>> Begin Records for the task

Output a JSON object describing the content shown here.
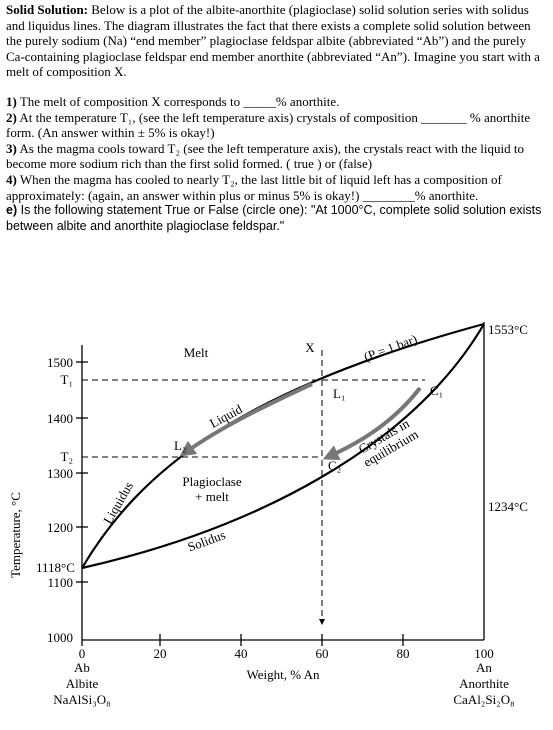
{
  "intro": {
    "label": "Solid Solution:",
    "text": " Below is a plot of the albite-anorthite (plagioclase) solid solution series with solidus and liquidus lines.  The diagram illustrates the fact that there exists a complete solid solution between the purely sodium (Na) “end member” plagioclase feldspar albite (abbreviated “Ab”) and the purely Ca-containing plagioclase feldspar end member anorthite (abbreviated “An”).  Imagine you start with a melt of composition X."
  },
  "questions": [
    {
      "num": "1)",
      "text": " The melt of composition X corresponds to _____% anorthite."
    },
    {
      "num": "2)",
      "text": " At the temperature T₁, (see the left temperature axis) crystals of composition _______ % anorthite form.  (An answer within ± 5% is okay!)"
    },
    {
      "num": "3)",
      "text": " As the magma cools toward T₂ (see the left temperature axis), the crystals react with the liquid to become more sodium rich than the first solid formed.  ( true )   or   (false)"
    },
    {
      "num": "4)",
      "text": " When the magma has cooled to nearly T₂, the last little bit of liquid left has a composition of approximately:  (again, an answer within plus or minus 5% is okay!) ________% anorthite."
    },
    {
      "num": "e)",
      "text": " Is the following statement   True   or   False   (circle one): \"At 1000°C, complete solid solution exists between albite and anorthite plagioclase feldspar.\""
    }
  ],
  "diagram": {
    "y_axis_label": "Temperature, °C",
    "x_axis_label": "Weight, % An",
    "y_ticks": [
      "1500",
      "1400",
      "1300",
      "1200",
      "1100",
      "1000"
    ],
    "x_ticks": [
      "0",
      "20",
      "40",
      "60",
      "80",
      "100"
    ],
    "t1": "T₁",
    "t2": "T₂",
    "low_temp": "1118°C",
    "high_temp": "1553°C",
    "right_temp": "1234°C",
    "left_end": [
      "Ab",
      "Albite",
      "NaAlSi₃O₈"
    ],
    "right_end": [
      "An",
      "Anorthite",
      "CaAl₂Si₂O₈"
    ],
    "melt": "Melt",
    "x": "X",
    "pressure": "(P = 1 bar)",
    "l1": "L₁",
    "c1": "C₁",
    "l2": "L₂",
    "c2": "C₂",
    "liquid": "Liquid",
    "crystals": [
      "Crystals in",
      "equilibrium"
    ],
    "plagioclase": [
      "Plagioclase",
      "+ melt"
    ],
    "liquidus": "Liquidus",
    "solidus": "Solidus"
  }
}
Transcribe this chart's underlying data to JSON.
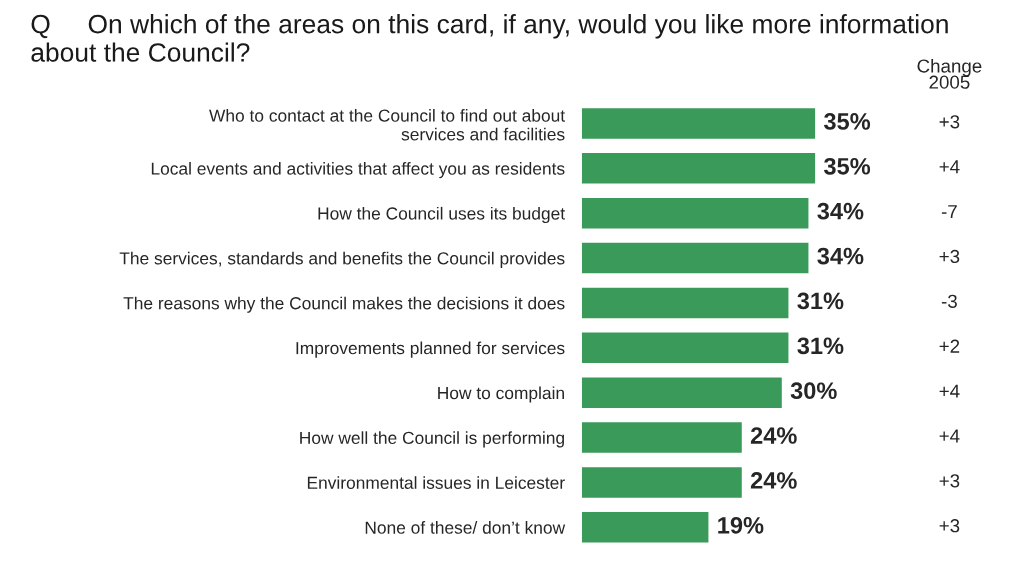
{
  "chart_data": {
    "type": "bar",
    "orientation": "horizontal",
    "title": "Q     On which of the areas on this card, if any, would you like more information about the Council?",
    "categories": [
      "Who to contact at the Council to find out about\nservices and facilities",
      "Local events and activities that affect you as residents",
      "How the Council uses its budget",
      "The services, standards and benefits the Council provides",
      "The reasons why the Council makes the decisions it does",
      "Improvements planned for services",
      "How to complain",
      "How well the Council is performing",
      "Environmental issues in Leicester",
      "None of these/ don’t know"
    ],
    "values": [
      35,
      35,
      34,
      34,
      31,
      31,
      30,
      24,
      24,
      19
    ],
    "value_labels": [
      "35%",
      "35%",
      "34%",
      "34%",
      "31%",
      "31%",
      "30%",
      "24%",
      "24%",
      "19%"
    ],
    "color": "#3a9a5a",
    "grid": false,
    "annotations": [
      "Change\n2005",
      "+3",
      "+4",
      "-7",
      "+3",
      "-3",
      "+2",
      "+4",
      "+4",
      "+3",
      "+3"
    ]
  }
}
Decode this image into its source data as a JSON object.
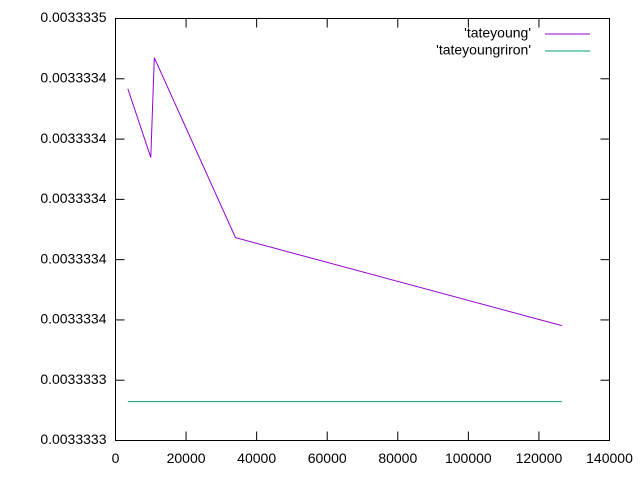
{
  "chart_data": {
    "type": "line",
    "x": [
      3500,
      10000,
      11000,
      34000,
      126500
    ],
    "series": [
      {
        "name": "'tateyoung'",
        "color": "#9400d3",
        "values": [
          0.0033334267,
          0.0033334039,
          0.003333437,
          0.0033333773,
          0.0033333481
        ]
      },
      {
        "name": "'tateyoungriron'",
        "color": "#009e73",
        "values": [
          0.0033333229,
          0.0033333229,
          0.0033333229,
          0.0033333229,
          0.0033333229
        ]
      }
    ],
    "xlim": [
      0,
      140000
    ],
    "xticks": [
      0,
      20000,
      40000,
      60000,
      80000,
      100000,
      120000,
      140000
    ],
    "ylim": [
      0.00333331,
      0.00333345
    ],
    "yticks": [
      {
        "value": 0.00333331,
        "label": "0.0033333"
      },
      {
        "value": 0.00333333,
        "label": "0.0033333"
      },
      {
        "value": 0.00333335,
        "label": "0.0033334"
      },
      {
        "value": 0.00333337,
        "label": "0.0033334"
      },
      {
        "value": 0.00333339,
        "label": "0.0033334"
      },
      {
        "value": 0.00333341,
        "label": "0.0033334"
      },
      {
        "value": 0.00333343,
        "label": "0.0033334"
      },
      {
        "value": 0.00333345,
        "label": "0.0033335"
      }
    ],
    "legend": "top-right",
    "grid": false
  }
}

>> End Records for the task

All of the material above should be reproduced exactly, except the pictures.

Output a JSON object describing the content shown here.
{
  "intro": {
    "label": "Solid Solution:",
    "text": " Below is a plot of the albite-anorthite (plagioclase) solid solution series with solidus and liquidus lines.  The diagram illustrates the fact that there exists a complete solid solution between the purely sodium (Na) “end member” plagioclase feldspar albite (abbreviated “Ab”) and the purely Ca-containing plagioclase feldspar end member anorthite (abbreviated “An”).  Imagine you start with a melt of composition X."
  },
  "questions": [
    {
      "num": "1)",
      "text": " The melt of composition X corresponds to _____% anorthite."
    },
    {
      "num": "2)",
      "text": " At the temperature T₁, (see the left temperature axis) crystals of composition _______ % anorthite form.  (An answer within ± 5% is okay!)"
    },
    {
      "num": "3)",
      "text": " As the magma cools toward T₂ (see the left temperature axis), the crystals react with the liquid to become more sodium rich than the first solid formed.  ( true )   or   (false)"
    },
    {
      "num": "4)",
      "text": " When the magma has cooled to nearly T₂, the last little bit of liquid left has a composition of approximately:  (again, an answer within plus or minus 5% is okay!) ________% anorthite."
    },
    {
      "num": "e)",
      "text": " Is the following statement   True   or   False   (circle one): \"At 1000°C, complete solid solution exists between albite and anorthite plagioclase feldspar.\""
    }
  ],
  "diagram": {
    "y_axis_label": "Temperature, °C",
    "x_axis_label": "Weight, % An",
    "y_ticks": [
      "1500",
      "1400",
      "1300",
      "1200",
      "1100",
      "1000"
    ],
    "x_ticks": [
      "0",
      "20",
      "40",
      "60",
      "80",
      "100"
    ],
    "t1": "T₁",
    "t2": "T₂",
    "low_temp": "1118°C",
    "high_temp": "1553°C",
    "right_temp": "1234°C",
    "left_end": [
      "Ab",
      "Albite",
      "NaAlSi₃O₈"
    ],
    "right_end": [
      "An",
      "Anorthite",
      "CaAl₂Si₂O₈"
    ],
    "melt": "Melt",
    "x": "X",
    "pressure": "(P = 1 bar)",
    "l1": "L₁",
    "c1": "C₁",
    "l2": "L₂",
    "c2": "C₂",
    "liquid": "Liquid",
    "crystals": [
      "Crystals in",
      "equilibrium"
    ],
    "plagioclase": [
      "Plagioclase",
      "+ melt"
    ],
    "liquidus": "Liquidus",
    "solidus": "Solidus"
  }
}
Transcribe this chart's underlying data to JSON.
{
  "chart_data": {
    "type": "bar",
    "orientation": "horizontal",
    "title": "Q     On which of the areas on this card, if any, would you like more information about the Council?",
    "categories": [
      "Who to contact at the Council to find out about\nservices and facilities",
      "Local events and activities that affect you as residents",
      "How the Council uses its budget",
      "The services, standards and benefits the Council provides",
      "The reasons why the Council makes the decisions it does",
      "Improvements planned for services",
      "How to complain",
      "How well the Council is performing",
      "Environmental issues in Leicester",
      "None of these/ don’t know"
    ],
    "values": [
      35,
      35,
      34,
      34,
      31,
      31,
      30,
      24,
      24,
      19
    ],
    "value_labels": [
      "35%",
      "35%",
      "34%",
      "34%",
      "31%",
      "31%",
      "30%",
      "24%",
      "24%",
      "19%"
    ],
    "color": "#3a9a5a",
    "grid": false,
    "annotations": [
      "Change\n2005",
      "+3",
      "+4",
      "-7",
      "+3",
      "-3",
      "+2",
      "+4",
      "+4",
      "+3",
      "+3"
    ]
  }
}
Decode this image into its source data as a JSON object.
{
  "chart_data": {
    "type": "line",
    "x": [
      3500,
      10000,
      11000,
      34000,
      126500
    ],
    "series": [
      {
        "name": "'tateyoung'",
        "color": "#9400d3",
        "values": [
          0.0033334267,
          0.0033334039,
          0.003333437,
          0.0033333773,
          0.0033333481
        ]
      },
      {
        "name": "'tateyoungriron'",
        "color": "#009e73",
        "values": [
          0.0033333229,
          0.0033333229,
          0.0033333229,
          0.0033333229,
          0.0033333229
        ]
      }
    ],
    "xlim": [
      0,
      140000
    ],
    "xticks": [
      0,
      20000,
      40000,
      60000,
      80000,
      100000,
      120000,
      140000
    ],
    "ylim": [
      0.00333331,
      0.00333345
    ],
    "yticks": [
      {
        "value": 0.00333331,
        "label": "0.0033333"
      },
      {
        "value": 0.00333333,
        "label": "0.0033333"
      },
      {
        "value": 0.00333335,
        "label": "0.0033334"
      },
      {
        "value": 0.00333337,
        "label": "0.0033334"
      },
      {
        "value": 0.00333339,
        "label": "0.0033334"
      },
      {
        "value": 0.00333341,
        "label": "0.0033334"
      },
      {
        "value": 0.00333343,
        "label": "0.0033334"
      },
      {
        "value": 0.00333345,
        "label": "0.0033335"
      }
    ],
    "legend": "top-right",
    "grid": false
  }
}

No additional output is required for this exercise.